-------- DATA TO USE

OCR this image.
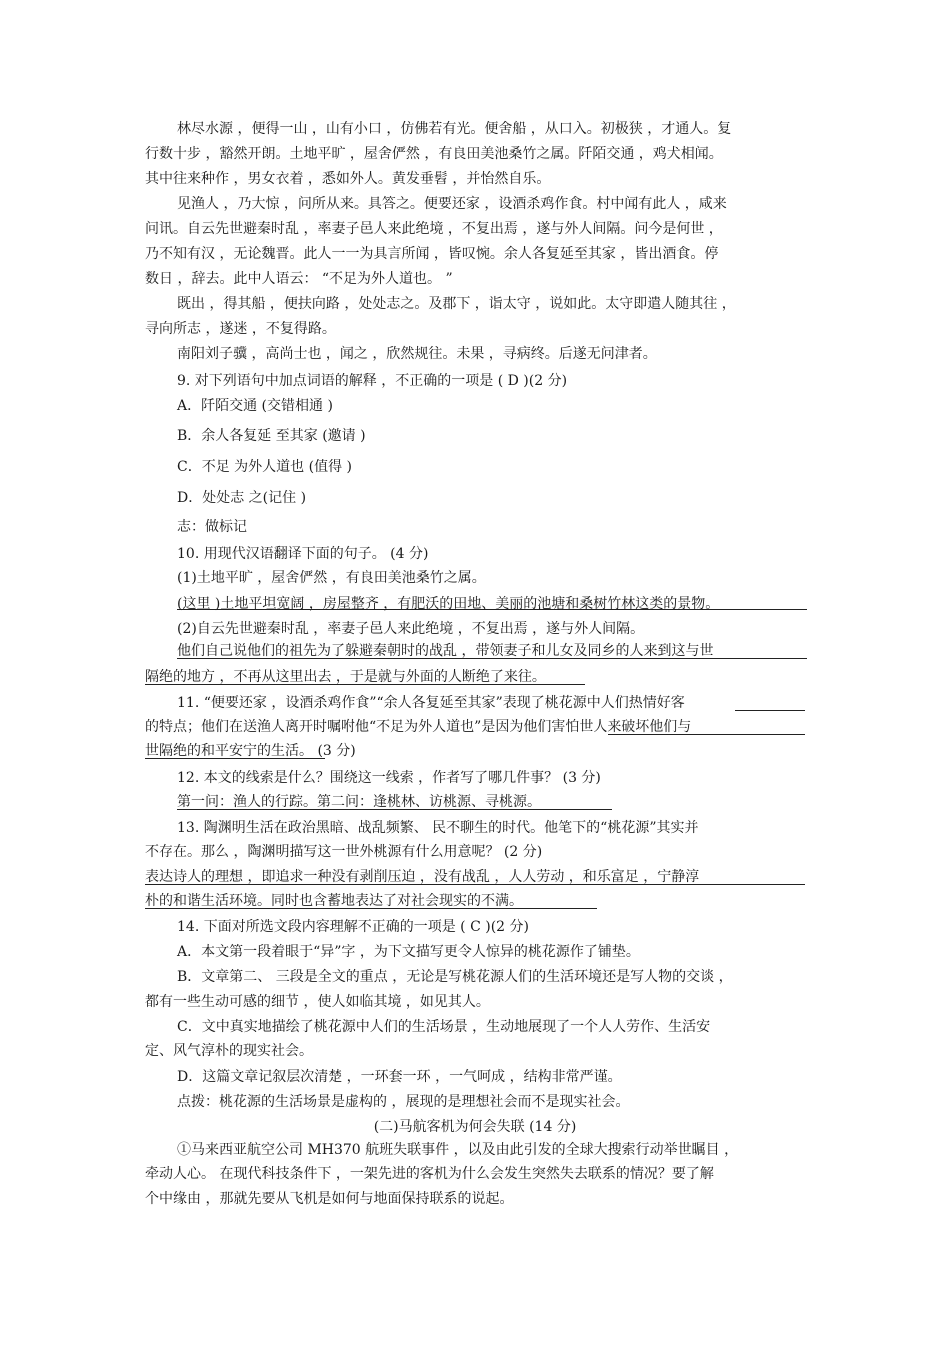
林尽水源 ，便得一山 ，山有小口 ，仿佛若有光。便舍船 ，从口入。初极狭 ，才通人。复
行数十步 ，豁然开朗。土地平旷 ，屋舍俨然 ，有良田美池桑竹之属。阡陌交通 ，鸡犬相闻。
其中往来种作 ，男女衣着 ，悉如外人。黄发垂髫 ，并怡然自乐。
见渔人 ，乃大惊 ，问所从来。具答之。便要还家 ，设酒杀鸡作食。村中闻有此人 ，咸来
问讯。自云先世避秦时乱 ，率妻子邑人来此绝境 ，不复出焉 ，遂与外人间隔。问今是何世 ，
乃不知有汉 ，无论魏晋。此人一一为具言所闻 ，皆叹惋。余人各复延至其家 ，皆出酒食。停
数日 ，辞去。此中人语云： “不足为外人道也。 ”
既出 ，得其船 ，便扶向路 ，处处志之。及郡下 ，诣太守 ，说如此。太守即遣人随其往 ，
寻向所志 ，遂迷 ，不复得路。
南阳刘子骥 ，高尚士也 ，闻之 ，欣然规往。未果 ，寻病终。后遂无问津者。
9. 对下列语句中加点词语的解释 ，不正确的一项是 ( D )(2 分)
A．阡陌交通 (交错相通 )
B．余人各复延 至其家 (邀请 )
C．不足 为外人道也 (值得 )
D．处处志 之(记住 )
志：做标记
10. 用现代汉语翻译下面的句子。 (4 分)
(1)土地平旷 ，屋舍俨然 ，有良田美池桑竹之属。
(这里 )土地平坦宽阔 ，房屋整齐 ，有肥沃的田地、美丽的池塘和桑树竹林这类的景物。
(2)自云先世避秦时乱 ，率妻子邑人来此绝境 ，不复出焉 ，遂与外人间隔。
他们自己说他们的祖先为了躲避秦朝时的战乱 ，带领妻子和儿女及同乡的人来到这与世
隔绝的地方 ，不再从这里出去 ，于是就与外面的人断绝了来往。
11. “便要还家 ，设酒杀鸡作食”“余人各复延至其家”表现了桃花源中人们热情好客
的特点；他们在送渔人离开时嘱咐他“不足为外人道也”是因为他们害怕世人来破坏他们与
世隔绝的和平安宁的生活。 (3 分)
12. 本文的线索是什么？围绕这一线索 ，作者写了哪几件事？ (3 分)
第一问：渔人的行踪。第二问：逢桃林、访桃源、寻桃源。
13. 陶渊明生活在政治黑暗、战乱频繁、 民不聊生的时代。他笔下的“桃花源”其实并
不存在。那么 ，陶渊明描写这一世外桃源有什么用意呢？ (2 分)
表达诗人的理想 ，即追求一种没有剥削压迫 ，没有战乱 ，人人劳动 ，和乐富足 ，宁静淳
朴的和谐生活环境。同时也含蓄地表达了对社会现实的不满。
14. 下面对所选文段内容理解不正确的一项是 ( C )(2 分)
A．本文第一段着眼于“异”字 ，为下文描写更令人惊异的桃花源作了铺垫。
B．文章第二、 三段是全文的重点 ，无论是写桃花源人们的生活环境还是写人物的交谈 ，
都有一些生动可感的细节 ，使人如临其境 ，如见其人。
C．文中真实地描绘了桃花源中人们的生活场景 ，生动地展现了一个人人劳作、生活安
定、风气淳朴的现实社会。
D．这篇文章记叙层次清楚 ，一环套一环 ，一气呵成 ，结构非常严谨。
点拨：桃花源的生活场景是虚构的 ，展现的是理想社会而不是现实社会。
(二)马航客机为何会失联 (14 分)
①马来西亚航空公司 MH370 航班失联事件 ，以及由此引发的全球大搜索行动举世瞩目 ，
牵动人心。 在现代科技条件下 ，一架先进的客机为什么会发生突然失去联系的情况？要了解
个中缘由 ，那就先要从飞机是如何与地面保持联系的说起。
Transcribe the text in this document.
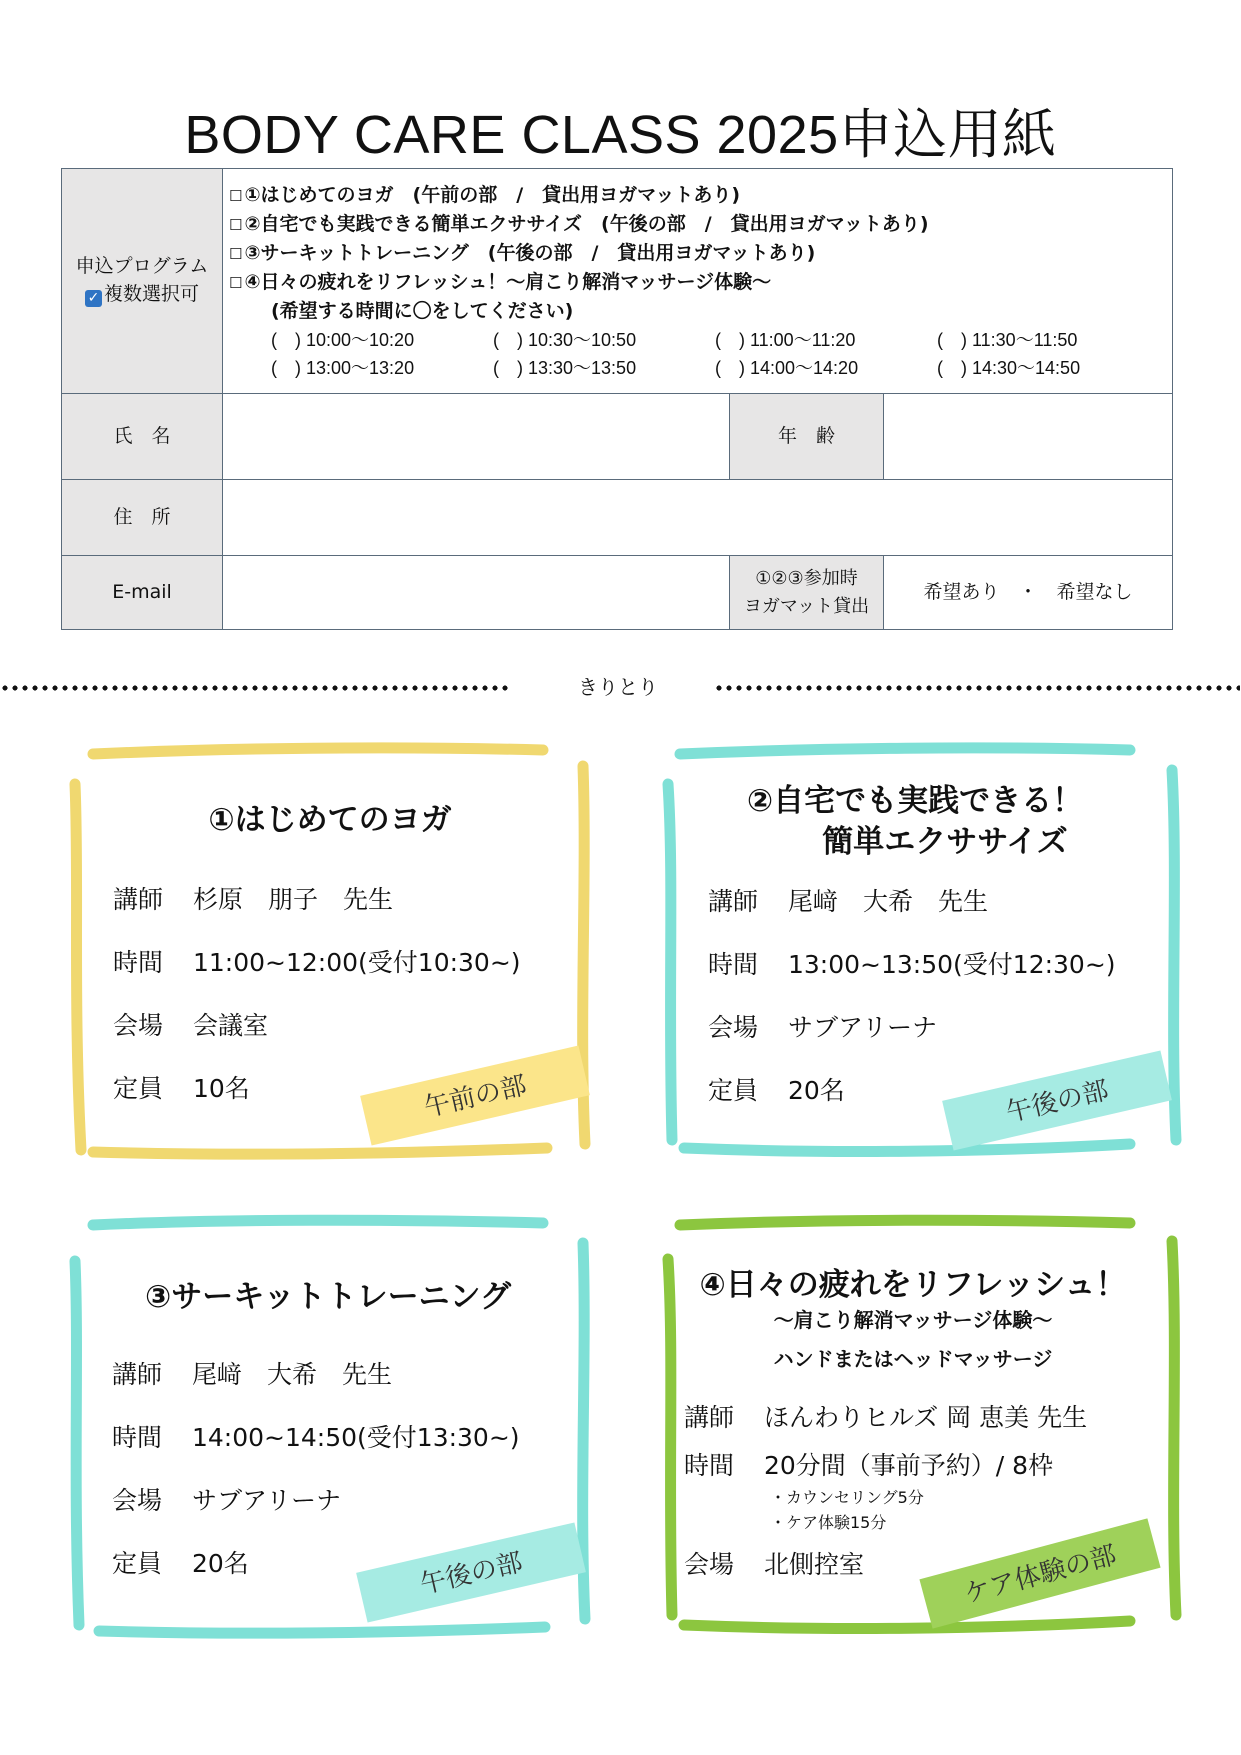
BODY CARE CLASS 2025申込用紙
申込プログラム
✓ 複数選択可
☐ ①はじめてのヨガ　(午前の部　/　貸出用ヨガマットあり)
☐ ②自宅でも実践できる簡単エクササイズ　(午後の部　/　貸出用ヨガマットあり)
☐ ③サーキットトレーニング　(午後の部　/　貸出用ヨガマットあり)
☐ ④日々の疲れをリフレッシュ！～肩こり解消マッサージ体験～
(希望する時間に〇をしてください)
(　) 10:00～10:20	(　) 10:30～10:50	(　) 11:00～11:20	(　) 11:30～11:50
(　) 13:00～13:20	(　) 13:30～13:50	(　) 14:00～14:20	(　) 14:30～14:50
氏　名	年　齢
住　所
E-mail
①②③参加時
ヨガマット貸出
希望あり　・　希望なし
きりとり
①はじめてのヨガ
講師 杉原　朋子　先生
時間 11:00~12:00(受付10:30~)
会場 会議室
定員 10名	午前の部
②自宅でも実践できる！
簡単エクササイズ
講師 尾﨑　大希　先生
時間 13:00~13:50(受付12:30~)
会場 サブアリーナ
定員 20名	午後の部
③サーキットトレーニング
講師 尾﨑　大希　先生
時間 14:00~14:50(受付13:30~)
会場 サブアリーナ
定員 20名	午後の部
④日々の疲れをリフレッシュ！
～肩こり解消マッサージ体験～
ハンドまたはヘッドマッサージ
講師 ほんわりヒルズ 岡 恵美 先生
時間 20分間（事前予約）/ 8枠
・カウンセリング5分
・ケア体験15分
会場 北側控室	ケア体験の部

----------------

• _TASK TO CARRY OUT_
Across the data above, how many lines include the word "遂与外人间隔"? Give only the count.

• _EXERCISE OUTPUT_
2